### Records shown:
....

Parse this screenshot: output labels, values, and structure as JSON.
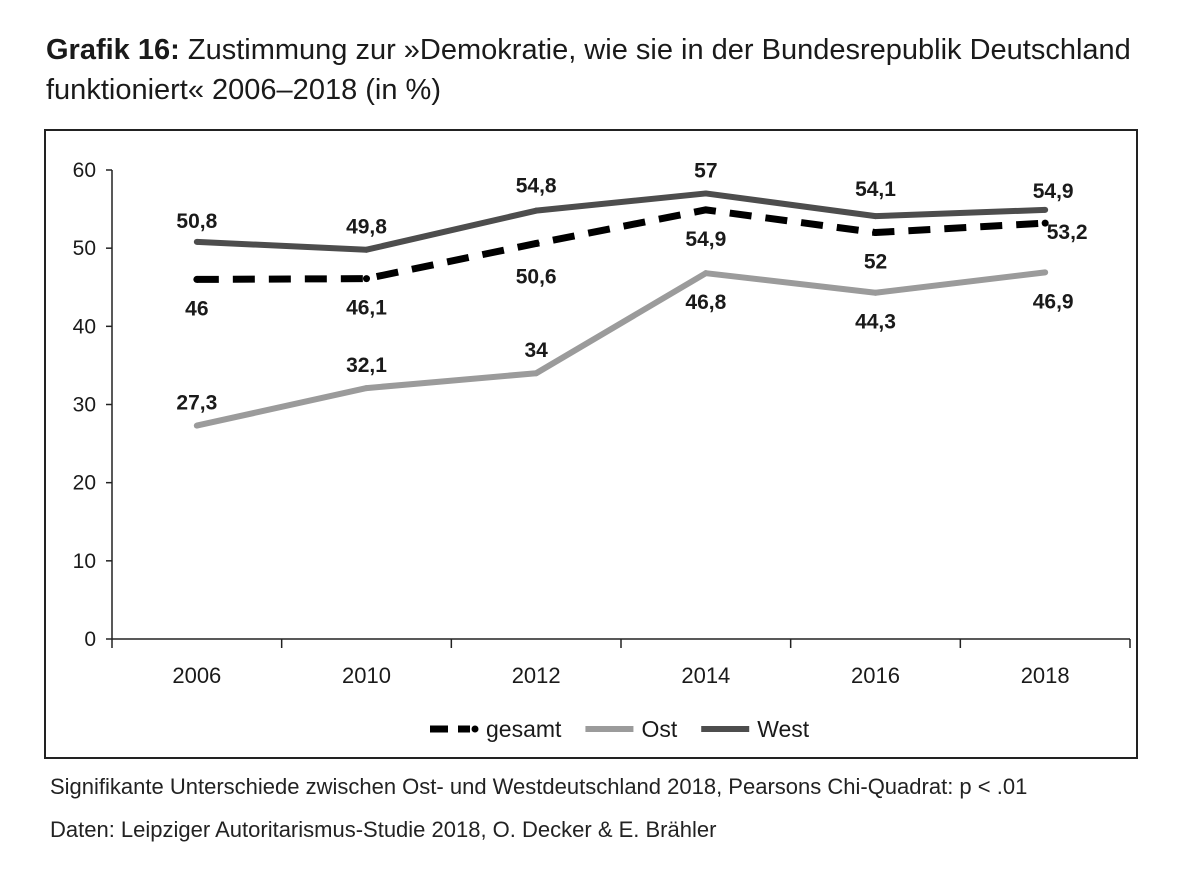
{
  "title_lead": "Grafik 16:",
  "title_text": " Zustimmung zur »Demokratie, wie sie in der Bundesrepublik Deutschland funktioniert« 2006–2018 (in %)",
  "footnote_significance": "Signifikante Unterschiede zwischen Ost- und Westdeutschland 2018, Pearsons Chi-Quadrat: p < .01",
  "footnote_source": "Daten: Leipziger Autoritarismus-Studie 2018, O. Decker & E. Brähler",
  "colors": {
    "gesamt": "#000000",
    "ost": "#9b9b9b",
    "west": "#4d4d4d",
    "axis": "#222222"
  },
  "chart_data": {
    "type": "line",
    "title": "Zustimmung zur »Demokratie, wie sie in der Bundesrepublik Deutschland funktioniert« 2006–2018 (in %)",
    "categories": [
      "2006",
      "2010",
      "2012",
      "2014",
      "2016",
      "2018"
    ],
    "yticks": [
      "0",
      "10",
      "20",
      "30",
      "40",
      "50",
      "60"
    ],
    "ylim": [
      0,
      60
    ],
    "grid": false,
    "legend_position": "bottom",
    "series": [
      {
        "name": "gesamt",
        "style": "dashed",
        "values": [
          46,
          46.1,
          50.6,
          54.9,
          52,
          53.2
        ],
        "labels": [
          "46",
          "46,1",
          "50,6",
          "54,9",
          "52",
          "53,2"
        ]
      },
      {
        "name": "Ost",
        "style": "solid",
        "values": [
          27.3,
          32.1,
          34,
          46.8,
          44.3,
          46.9
        ],
        "labels": [
          "27,3",
          "32,1",
          "34",
          "46,8",
          "44,3",
          "46,9"
        ]
      },
      {
        "name": "West",
        "style": "solid",
        "values": [
          50.8,
          49.8,
          54.8,
          57,
          54.1,
          54.9
        ],
        "labels": [
          "50,8",
          "49,8",
          "54,8",
          "57",
          "54,1",
          "54,9"
        ]
      }
    ]
  }
}
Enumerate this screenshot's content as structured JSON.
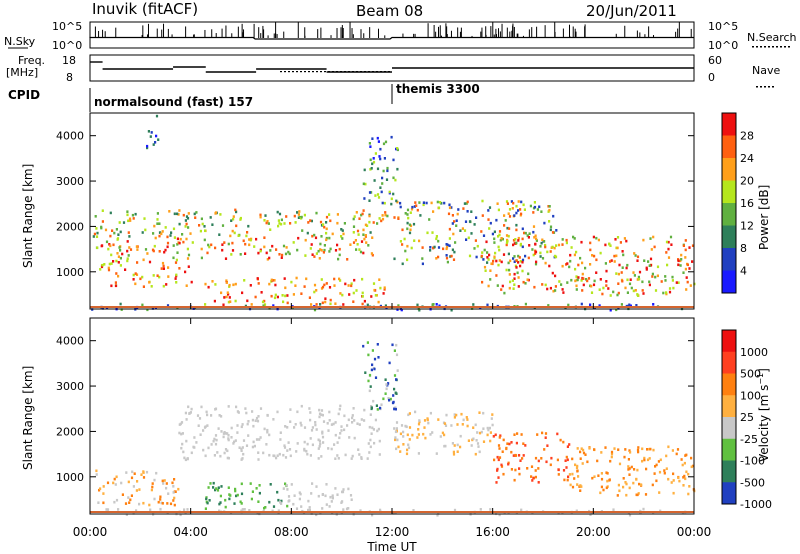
{
  "header": {
    "station": "Inuvik (fitACF)",
    "beam": "Beam 08",
    "date": "20/Jun/2011"
  },
  "noise_panel": {
    "left_label": "N.Sky",
    "right_label": "N.Search",
    "left_ticks": [
      "10^5",
      "10^0"
    ],
    "right_ticks": [
      "10^5",
      "10^0"
    ]
  },
  "freq_panel": {
    "left_label_1": "Freq.",
    "left_label_2": "[MHz]",
    "right_label": "Nave",
    "left_ticks": [
      "18",
      "8"
    ],
    "right_ticks": [
      "60",
      "0"
    ]
  },
  "cpid_panel": {
    "label": "CPID",
    "modes": [
      {
        "name": "normalsound (fast) 157",
        "start_hour": 0
      },
      {
        "name": "themis 3300",
        "start_hour": 12
      }
    ]
  },
  "colors": {
    "power": [
      "#1a1aff",
      "#2040c0",
      "#2e7f5a",
      "#60b040",
      "#b5e61d",
      "#ff9f1a",
      "#ff6010",
      "#ee1010"
    ],
    "velocity": [
      "#2040c0",
      "#2e7f5a",
      "#60c040",
      "#c8c8c8",
      "#ffb040",
      "#ff8010",
      "#ff4020",
      "#ee1010"
    ],
    "ground_line": "#d4652f"
  },
  "chart_data": [
    {
      "type": "heatmap",
      "name": "power",
      "ylabel": "Slant Range [km]",
      "colorbar_label": "Power [dB]",
      "colorbar_ticks": [
        "28",
        "24",
        "20",
        "16",
        "12",
        "8",
        "4"
      ],
      "ylim": [
        180,
        4500
      ],
      "yticks": [
        "4000",
        "3000",
        "2000",
        "1000"
      ],
      "ytick_values": [
        4000,
        3000,
        2000,
        1000
      ],
      "xlim": [
        0,
        24
      ],
      "scatter_regions": [
        {
          "t": [
            0.1,
            11.8
          ],
          "r": [
            1800,
            2400
          ],
          "level": [
            2,
            6
          ]
        },
        {
          "t": [
            0.2,
            11.5
          ],
          "r": [
            1300,
            1800
          ],
          "level": [
            3,
            7
          ]
        },
        {
          "t": [
            0.3,
            4.0
          ],
          "r": [
            700,
            1300
          ],
          "level": [
            4,
            7
          ]
        },
        {
          "t": [
            4.5,
            11.7
          ],
          "r": [
            300,
            900
          ],
          "level": [
            4,
            7
          ]
        },
        {
          "t": [
            0.0,
            24.0
          ],
          "r": [
            180,
            320
          ],
          "level": [
            0,
            3
          ]
        },
        {
          "t": [
            12.0,
            18.5
          ],
          "r": [
            1200,
            2600
          ],
          "level": [
            1,
            6
          ]
        },
        {
          "t": [
            15.5,
            24.0
          ],
          "r": [
            500,
            1800
          ],
          "level": [
            3,
            7
          ]
        },
        {
          "t": [
            10.8,
            12.2
          ],
          "r": [
            2500,
            4000
          ],
          "level": [
            0,
            4
          ]
        },
        {
          "t": [
            2.2,
            2.7
          ],
          "r": [
            3700,
            4500
          ],
          "level": [
            0,
            2
          ]
        }
      ]
    },
    {
      "type": "heatmap",
      "name": "velocity",
      "ylabel": "Slant Range [km]",
      "xlabel": "Time UT",
      "colorbar_label": "Velocity [m s^-1]",
      "colorbar_ticks": [
        "1000",
        "500",
        "100",
        "25",
        "-25",
        "-100",
        "-500",
        "-1000"
      ],
      "ylim": [
        180,
        4500
      ],
      "yticks": [
        "4000",
        "3000",
        "2000",
        "1000"
      ],
      "ytick_values": [
        4000,
        3000,
        2000,
        1000
      ],
      "xlim": [
        0,
        24
      ],
      "xticks": [
        "00:00",
        "04:00",
        "08:00",
        "12:00",
        "16:00",
        "20:00",
        "00:00"
      ],
      "scatter_regions": [
        {
          "t": [
            3.5,
            11.5
          ],
          "r": [
            1400,
            2600
          ],
          "level": [
            3,
            3
          ]
        },
        {
          "t": [
            0.2,
            3.5
          ],
          "r": [
            400,
            1200
          ],
          "level": [
            3,
            5
          ]
        },
        {
          "t": [
            4.5,
            7.8
          ],
          "r": [
            300,
            900
          ],
          "level": [
            1,
            2
          ]
        },
        {
          "t": [
            7.5,
            10.5
          ],
          "r": [
            300,
            900
          ],
          "level": [
            3,
            3
          ]
        },
        {
          "t": [
            12.0,
            16.0
          ],
          "r": [
            1500,
            2500
          ],
          "level": [
            3,
            4
          ]
        },
        {
          "t": [
            16.0,
            19.0
          ],
          "r": [
            900,
            2000
          ],
          "level": [
            5,
            6
          ]
        },
        {
          "t": [
            19.0,
            24.0
          ],
          "r": [
            600,
            1700
          ],
          "level": [
            4,
            5
          ]
        },
        {
          "t": [
            10.8,
            12.2
          ],
          "r": [
            2500,
            4000
          ],
          "level": [
            0,
            3
          ]
        },
        {
          "t": [
            0.0,
            24.0
          ],
          "r": [
            180,
            320
          ],
          "level": [
            3,
            3
          ]
        }
      ]
    }
  ]
}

....

### Requirement:
How many lines in the data contain the string "screenshot"? Respond with the number only.

### Finished answer:
2